═════ Provided information ═════
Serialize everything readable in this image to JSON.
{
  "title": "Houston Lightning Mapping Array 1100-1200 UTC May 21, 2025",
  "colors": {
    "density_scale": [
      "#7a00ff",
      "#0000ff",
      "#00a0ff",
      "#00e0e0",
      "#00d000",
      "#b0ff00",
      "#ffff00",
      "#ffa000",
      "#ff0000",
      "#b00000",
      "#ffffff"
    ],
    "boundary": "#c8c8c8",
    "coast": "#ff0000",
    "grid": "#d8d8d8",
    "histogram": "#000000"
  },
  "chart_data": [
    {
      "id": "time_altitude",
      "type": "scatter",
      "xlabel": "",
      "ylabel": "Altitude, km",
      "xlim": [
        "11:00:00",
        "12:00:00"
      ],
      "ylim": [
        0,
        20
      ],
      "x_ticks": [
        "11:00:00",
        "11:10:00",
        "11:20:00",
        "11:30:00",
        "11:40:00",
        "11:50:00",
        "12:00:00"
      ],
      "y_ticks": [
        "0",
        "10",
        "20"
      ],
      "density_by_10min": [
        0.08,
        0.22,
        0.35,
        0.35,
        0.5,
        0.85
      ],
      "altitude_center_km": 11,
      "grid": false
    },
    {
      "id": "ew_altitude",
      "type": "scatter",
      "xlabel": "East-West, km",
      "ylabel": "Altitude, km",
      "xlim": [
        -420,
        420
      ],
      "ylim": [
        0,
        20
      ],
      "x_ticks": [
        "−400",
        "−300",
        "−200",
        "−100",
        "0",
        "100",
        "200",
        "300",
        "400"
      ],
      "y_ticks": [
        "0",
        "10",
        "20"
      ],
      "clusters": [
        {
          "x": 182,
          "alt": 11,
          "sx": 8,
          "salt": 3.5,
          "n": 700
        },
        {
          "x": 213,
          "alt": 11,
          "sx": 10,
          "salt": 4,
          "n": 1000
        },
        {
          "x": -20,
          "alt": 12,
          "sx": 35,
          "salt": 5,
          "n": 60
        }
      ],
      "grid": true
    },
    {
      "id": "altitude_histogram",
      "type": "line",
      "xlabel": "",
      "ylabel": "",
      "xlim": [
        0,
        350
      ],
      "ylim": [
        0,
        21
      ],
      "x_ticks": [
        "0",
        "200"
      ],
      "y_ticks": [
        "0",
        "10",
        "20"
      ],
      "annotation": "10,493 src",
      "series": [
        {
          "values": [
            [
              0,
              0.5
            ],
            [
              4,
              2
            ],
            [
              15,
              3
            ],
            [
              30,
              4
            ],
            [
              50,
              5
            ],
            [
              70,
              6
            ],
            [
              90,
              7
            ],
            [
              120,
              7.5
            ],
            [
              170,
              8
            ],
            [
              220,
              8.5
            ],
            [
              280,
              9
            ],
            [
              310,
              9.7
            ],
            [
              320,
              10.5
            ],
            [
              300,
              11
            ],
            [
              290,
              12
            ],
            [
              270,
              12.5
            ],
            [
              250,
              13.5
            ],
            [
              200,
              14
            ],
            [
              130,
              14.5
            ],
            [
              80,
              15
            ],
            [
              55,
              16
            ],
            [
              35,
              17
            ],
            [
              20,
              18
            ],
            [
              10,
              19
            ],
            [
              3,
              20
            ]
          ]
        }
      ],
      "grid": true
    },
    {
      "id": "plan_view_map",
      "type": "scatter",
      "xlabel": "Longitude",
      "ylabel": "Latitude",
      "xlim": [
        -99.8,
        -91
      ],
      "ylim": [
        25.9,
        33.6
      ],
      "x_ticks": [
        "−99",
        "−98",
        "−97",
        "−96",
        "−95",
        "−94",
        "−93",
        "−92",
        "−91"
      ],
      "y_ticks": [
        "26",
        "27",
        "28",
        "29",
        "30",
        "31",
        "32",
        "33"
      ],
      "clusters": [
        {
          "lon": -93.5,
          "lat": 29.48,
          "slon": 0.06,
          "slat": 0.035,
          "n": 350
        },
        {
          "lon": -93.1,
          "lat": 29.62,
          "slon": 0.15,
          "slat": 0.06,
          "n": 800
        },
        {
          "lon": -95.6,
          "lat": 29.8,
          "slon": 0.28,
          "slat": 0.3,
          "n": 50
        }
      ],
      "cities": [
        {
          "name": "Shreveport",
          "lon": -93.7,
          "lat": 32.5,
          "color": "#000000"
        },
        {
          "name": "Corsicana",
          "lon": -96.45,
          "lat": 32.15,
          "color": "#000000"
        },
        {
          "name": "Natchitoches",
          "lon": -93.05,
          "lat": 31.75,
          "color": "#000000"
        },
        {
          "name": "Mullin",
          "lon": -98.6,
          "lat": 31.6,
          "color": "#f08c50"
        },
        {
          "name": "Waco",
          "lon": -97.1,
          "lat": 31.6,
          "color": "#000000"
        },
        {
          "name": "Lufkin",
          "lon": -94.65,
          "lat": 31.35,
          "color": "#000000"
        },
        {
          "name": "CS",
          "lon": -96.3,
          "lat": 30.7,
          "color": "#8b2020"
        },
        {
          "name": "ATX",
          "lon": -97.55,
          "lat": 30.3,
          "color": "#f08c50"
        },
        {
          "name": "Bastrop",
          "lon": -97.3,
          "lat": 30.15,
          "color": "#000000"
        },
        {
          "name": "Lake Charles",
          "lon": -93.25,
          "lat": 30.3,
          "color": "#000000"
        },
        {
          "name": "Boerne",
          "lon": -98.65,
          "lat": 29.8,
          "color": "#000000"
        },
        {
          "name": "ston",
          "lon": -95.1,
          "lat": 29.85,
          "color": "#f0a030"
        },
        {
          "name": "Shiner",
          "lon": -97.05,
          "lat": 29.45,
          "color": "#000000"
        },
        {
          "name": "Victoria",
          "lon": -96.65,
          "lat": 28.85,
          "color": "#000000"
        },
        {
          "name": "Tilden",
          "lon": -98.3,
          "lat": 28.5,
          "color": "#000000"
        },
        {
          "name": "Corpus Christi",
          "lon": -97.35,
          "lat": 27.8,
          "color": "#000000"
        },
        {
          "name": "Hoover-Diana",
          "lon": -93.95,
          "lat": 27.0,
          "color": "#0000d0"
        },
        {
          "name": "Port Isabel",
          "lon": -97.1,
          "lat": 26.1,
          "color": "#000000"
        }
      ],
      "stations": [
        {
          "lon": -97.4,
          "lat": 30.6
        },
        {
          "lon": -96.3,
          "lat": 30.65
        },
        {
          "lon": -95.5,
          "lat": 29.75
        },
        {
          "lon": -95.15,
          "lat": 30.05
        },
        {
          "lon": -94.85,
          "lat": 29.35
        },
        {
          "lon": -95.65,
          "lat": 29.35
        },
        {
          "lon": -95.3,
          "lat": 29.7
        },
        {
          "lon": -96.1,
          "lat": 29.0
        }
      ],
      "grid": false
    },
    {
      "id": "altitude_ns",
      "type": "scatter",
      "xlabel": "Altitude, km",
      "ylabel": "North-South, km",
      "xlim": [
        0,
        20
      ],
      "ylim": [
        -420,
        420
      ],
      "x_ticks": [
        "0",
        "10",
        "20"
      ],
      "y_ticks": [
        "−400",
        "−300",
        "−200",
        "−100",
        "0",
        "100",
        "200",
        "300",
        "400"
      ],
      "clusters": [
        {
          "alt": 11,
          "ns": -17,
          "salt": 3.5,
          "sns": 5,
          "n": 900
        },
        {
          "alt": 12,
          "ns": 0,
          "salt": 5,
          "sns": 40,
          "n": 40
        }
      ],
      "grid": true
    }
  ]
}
═════
__Problem statement__
In the records above, locate every line with the string "xlabel" and copy it.

__Response to the exercise__
      "xlabel": "",
      "xlabel": "East-West, km",
      "xlabel": "",
      "xlabel": "Longitude",
      "xlabel": "Altitude, km",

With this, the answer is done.